◆ MATERIAL SHOWN
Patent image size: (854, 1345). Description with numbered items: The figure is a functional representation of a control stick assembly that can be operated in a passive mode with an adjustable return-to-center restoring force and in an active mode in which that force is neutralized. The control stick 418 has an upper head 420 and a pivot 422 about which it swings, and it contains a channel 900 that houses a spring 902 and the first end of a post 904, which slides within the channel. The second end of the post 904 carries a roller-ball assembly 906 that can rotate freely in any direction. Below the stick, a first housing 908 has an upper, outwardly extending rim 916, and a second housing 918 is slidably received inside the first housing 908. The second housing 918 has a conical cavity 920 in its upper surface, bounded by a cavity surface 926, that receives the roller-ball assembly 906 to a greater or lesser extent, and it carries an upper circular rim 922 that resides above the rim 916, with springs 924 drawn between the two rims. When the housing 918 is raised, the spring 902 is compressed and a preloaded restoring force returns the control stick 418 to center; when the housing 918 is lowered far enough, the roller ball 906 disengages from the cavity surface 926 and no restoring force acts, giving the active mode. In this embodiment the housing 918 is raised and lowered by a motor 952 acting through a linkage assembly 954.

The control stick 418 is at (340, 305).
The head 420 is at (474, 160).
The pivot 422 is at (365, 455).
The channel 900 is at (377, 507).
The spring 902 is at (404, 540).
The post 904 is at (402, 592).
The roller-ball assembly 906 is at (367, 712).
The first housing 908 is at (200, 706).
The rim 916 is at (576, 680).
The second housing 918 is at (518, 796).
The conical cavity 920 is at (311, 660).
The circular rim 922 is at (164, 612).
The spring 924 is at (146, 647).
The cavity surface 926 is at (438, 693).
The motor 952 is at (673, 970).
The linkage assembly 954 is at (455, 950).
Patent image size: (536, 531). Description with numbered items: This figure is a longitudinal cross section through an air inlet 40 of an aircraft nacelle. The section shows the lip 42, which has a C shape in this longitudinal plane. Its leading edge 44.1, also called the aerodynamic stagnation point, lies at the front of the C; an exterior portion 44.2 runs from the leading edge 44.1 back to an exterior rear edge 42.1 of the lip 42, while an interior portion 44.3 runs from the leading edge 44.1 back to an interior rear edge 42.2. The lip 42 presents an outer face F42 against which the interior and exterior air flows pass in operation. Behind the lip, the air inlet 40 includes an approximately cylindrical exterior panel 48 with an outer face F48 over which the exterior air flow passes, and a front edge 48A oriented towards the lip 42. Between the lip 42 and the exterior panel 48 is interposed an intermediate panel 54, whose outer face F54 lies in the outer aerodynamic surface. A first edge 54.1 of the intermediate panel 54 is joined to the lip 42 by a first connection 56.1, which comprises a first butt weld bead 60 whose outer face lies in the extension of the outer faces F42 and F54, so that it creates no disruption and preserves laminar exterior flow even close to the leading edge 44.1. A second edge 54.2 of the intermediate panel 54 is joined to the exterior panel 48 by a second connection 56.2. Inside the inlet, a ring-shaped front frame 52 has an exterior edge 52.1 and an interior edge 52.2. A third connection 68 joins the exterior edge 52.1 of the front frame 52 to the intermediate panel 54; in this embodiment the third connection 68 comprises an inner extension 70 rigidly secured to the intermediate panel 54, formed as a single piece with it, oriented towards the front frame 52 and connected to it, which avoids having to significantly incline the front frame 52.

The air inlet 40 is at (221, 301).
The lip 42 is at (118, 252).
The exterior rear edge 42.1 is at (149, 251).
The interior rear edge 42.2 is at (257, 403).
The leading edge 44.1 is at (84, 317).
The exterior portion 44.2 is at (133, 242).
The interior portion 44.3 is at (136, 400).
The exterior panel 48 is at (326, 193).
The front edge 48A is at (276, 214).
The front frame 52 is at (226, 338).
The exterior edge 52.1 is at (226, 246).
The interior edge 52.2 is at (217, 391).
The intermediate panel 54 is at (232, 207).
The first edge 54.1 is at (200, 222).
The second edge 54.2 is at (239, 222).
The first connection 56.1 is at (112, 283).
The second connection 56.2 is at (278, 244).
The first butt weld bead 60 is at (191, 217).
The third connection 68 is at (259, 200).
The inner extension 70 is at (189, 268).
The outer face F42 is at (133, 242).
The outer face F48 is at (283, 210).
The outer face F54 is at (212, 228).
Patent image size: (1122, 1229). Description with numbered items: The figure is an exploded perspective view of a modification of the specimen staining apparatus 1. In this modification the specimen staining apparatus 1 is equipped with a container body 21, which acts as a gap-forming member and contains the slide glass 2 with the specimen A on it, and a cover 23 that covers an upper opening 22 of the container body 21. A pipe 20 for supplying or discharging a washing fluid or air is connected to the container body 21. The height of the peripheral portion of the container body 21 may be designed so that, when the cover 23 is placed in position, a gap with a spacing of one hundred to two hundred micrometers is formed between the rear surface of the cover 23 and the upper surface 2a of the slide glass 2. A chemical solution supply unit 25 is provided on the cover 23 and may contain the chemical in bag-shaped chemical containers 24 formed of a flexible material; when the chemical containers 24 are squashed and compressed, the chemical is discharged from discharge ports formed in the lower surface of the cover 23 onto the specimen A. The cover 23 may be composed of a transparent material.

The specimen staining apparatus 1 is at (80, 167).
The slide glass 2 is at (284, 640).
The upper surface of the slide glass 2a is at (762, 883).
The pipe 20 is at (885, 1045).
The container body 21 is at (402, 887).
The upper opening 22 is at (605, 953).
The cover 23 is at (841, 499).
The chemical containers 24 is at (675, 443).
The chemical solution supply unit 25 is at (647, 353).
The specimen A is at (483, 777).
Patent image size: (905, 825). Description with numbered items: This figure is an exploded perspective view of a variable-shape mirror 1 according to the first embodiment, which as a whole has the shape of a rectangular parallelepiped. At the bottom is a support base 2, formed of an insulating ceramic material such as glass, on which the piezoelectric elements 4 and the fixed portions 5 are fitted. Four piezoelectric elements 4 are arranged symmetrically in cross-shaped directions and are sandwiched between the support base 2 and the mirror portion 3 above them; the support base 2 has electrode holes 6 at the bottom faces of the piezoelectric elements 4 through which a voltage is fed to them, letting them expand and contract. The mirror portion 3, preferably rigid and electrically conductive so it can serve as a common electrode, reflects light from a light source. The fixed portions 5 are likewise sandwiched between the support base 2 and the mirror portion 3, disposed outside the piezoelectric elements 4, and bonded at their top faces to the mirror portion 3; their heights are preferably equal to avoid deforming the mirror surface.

◆ AIM
Could you give the records again from the start down through the line containing "The rim 916 is at (576, 680).", swapping "restoring force" for "centering force" and leaving everything else unchanged?

◆ IN RESPONSE
Patent image size: (854, 1345). Description with numbered items: The figure is a functional representation of a control stick assembly that can be operated in a passive mode with an adjustable return-to-center centering force and in an active mode in which that force is neutralized. The control stick 418 has an upper head 420 and a pivot 422 about which it swings, and it contains a channel 900 that houses a spring 902 and the first end of a post 904, which slides within the channel. The second end of the post 904 carries a roller-ball assembly 906 that can rotate freely in any direction. Below the stick, a first housing 908 has an upper, outwardly extending rim 916, and a second housing 918 is slidably received inside the first housing 908. The second housing 918 has a conical cavity 920 in its upper surface, bounded by a cavity surface 926, that receives the roller-ball assembly 906 to a greater or lesser extent, and it carries an upper circular rim 922 that resides above the rim 916, with springs 924 drawn between the two rims. When the housing 918 is raised, the spring 902 is compressed and a preloaded centering force returns the control stick 418 to center; when the housing 918 is lowered far enough, the roller ball 906 disengages from the cavity surface 926 and no centering force acts, giving the active mode. In this embodiment the housing 918 is raised and lowered by a motor 952 acting through a linkage assembly 954.

The control stick 418 is at (340, 305).
The head 420 is at (474, 160).
The pivot 422 is at (365, 455).
The channel 900 is at (377, 507).
The spring 902 is at (404, 540).
The post 904 is at (402, 592).
The roller-ball assembly 906 is at (367, 712).
The first housing 908 is at (200, 706).
The rim 916 is at (576, 680).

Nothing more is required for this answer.